(Stored records)
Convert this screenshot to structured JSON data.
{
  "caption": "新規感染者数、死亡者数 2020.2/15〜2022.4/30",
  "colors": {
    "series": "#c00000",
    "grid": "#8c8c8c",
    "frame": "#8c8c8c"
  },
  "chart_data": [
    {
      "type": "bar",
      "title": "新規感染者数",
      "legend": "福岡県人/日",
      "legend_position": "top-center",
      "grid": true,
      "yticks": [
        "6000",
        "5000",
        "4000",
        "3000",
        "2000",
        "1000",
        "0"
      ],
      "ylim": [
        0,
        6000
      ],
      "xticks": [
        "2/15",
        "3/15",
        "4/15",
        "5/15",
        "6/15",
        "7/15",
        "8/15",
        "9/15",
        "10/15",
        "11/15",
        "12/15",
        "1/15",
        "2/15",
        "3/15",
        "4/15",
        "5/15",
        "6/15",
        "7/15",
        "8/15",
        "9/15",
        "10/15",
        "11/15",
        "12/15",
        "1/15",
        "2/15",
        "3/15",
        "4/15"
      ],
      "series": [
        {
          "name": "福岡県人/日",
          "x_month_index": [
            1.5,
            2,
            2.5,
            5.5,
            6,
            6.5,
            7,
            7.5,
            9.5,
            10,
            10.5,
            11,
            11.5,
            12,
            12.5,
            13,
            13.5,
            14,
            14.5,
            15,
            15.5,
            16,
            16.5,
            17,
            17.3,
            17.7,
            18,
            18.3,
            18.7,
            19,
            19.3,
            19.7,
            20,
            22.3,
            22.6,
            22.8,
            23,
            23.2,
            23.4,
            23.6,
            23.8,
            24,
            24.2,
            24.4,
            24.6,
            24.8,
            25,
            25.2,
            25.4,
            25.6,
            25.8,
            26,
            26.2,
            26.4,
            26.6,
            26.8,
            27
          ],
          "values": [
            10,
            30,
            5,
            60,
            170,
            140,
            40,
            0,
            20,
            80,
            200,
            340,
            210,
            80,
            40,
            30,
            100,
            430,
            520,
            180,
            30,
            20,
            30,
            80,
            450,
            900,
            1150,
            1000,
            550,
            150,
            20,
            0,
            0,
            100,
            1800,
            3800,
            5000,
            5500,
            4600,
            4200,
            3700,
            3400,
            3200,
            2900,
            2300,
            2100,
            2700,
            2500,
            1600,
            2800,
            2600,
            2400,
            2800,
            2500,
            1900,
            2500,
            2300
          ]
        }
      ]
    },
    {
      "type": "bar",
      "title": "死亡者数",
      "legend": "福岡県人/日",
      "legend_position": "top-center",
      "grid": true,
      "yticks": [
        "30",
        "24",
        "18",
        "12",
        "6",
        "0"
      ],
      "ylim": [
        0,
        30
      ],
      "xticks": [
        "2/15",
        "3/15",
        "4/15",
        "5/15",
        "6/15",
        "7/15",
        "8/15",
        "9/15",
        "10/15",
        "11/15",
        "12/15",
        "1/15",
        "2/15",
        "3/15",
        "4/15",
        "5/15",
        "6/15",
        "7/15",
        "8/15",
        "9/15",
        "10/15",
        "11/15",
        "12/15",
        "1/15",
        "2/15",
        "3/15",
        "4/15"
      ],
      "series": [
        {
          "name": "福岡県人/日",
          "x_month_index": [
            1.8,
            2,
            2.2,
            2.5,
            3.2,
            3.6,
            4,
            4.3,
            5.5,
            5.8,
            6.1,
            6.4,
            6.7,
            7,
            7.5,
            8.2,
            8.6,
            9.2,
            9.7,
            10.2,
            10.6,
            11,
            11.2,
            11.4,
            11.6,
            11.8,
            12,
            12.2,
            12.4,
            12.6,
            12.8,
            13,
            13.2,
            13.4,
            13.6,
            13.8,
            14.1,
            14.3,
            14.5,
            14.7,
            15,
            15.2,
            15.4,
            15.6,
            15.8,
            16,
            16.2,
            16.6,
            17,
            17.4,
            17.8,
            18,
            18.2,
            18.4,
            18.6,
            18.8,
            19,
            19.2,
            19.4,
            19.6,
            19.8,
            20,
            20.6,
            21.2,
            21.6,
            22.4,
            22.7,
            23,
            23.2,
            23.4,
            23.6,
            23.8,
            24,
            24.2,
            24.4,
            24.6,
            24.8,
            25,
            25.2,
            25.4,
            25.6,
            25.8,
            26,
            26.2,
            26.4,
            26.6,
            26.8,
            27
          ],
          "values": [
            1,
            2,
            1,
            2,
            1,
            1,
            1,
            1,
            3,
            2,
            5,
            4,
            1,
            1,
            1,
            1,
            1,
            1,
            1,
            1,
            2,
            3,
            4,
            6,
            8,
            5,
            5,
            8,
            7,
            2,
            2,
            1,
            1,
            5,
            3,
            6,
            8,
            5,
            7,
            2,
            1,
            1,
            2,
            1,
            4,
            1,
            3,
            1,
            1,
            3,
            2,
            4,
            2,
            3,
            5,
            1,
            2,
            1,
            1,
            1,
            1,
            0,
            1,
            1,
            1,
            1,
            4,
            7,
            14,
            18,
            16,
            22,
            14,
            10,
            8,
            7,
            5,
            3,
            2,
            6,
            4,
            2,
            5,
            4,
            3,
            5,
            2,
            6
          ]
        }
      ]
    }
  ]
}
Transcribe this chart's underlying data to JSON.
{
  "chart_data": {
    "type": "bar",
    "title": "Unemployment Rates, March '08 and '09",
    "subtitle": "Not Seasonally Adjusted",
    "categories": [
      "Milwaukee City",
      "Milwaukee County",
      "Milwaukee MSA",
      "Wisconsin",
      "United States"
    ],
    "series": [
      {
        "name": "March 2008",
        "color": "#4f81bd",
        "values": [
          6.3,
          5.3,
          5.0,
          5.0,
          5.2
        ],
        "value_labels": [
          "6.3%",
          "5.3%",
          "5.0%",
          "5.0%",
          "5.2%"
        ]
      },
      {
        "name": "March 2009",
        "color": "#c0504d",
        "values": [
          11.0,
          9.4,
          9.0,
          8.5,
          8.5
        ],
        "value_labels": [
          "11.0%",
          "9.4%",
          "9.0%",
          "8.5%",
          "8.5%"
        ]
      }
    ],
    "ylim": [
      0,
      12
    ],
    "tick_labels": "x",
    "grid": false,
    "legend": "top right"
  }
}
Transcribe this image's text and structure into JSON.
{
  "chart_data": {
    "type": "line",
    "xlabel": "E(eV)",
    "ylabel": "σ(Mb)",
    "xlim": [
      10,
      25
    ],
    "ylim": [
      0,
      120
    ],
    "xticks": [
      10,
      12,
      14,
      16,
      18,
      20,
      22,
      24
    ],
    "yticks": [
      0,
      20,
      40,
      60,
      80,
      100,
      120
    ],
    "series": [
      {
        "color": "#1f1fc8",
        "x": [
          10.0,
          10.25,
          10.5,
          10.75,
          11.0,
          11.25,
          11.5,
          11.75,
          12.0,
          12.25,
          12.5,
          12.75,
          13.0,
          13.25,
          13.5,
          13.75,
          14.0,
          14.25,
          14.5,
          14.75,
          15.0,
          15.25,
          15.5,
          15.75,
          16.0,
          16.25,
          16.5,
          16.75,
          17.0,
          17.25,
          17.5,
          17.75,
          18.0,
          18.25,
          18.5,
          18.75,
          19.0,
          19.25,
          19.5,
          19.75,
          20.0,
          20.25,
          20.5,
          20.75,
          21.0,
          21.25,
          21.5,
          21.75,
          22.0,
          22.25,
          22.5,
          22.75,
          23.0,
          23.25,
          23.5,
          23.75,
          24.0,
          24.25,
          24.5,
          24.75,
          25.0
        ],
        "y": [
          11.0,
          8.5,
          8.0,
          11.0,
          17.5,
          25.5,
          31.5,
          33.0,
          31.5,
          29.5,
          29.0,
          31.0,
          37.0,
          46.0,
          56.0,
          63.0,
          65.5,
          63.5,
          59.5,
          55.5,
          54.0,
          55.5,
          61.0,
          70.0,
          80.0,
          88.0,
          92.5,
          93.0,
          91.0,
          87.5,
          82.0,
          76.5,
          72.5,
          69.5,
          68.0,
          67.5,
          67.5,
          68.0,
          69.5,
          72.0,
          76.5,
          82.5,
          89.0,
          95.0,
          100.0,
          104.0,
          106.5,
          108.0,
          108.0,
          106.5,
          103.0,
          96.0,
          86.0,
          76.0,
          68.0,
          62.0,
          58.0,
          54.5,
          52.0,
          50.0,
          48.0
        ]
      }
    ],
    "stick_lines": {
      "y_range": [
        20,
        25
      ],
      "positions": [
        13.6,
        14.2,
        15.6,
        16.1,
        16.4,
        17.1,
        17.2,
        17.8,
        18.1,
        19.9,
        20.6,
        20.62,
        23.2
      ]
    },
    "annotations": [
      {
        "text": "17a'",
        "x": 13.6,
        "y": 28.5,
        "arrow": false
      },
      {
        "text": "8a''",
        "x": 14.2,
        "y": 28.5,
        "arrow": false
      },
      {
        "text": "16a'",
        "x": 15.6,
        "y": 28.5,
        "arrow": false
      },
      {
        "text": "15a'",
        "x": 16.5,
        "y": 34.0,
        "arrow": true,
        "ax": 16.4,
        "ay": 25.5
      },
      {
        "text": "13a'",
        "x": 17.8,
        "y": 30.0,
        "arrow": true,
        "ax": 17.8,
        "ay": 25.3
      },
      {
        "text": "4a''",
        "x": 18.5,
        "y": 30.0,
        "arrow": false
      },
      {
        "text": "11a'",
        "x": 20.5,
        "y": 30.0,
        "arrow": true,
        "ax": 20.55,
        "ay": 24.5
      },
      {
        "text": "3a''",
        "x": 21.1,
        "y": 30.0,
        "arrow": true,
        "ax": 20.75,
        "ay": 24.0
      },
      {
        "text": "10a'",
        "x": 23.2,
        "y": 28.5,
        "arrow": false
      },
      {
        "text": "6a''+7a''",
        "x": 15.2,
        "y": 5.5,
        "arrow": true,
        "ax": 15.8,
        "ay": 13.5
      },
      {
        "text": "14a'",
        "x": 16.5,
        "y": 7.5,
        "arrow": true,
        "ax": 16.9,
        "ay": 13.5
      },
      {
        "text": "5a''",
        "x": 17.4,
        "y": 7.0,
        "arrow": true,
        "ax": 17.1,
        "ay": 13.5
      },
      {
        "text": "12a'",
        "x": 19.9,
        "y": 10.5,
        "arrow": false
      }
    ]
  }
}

### WRITTEN EXERCISE
From the listing above, collect every line that mentions the word "March".

### ANSWER TO THE TASK
    "title": "Unemployment Rates, March '08 and '09",
        "name": "March 2008",
        "name": "March 2009",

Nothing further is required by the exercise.